** The request **
Reproduce every record below exactly as it appears.

** Data supplied **
★ ★ ★
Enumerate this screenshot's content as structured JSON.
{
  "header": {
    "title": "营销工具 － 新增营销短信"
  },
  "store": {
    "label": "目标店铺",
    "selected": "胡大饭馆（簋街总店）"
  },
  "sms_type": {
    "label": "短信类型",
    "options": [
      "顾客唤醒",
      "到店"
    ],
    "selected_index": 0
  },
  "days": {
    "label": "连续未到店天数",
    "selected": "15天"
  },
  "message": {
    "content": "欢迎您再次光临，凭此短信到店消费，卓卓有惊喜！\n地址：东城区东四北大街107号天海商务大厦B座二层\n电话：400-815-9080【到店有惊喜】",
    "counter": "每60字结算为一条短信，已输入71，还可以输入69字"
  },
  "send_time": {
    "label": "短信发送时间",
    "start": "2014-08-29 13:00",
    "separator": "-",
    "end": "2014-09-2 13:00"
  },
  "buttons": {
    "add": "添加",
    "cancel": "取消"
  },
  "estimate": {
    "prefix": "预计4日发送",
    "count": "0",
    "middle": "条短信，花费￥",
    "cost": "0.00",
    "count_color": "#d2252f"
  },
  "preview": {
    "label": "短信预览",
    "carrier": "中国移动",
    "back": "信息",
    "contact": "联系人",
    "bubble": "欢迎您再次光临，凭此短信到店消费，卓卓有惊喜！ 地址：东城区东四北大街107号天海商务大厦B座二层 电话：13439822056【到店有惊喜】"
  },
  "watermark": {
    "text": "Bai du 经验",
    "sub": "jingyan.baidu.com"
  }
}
★ ★ ★
** Result of this exercise **
Enumerate this screenshot's content as structured JSON.
{
  "header": {
    "title": "营销工具 － 新增营销短信"
  },
  "store": {
    "label": "目标店铺",
    "selected": "胡大饭馆（簋街总店）"
  },
  "sms_type": {
    "label": "短信类型",
    "options": [
      "顾客唤醒",
      "到店"
    ],
    "selected_index": 0
  },
  "days": {
    "label": "连续未到店天数",
    "selected": "15天"
  },
  "message": {
    "content": "欢迎您再次光临，凭此短信到店消费，卓卓有惊喜！\n地址：东城区东四北大街107号天海商务大厦B座二层\n电话：400-815-9080【到店有惊喜】",
    "counter": "每60字结算为一条短信，已输入71，还可以输入69字"
  },
  "send_time": {
    "label": "短信发送时间",
    "start": "2014-08-29 13:00",
    "separator": "-",
    "end": "2014-09-2 13:00"
  },
  "buttons": {
    "add": "添加",
    "cancel": "取消"
  },
  "estimate": {
    "prefix": "预计4日发送",
    "count": "0",
    "middle": "条短信，花费￥",
    "cost": "0.00",
    "count_color": "#d2252f"
  },
  "preview": {
    "label": "短信预览",
    "carrier": "中国移动",
    "back": "信息",
    "contact": "联系人",
    "bubble": "欢迎您再次光临，凭此短信到店消费，卓卓有惊喜！ 地址：东城区东四北大街107号天海商务大厦B座二层 电话：13439822056【到店有惊喜】"
  },
  "watermark": {
    "text": "Bai du 经验",
    "sub": "jingyan.baidu.com"
  }
}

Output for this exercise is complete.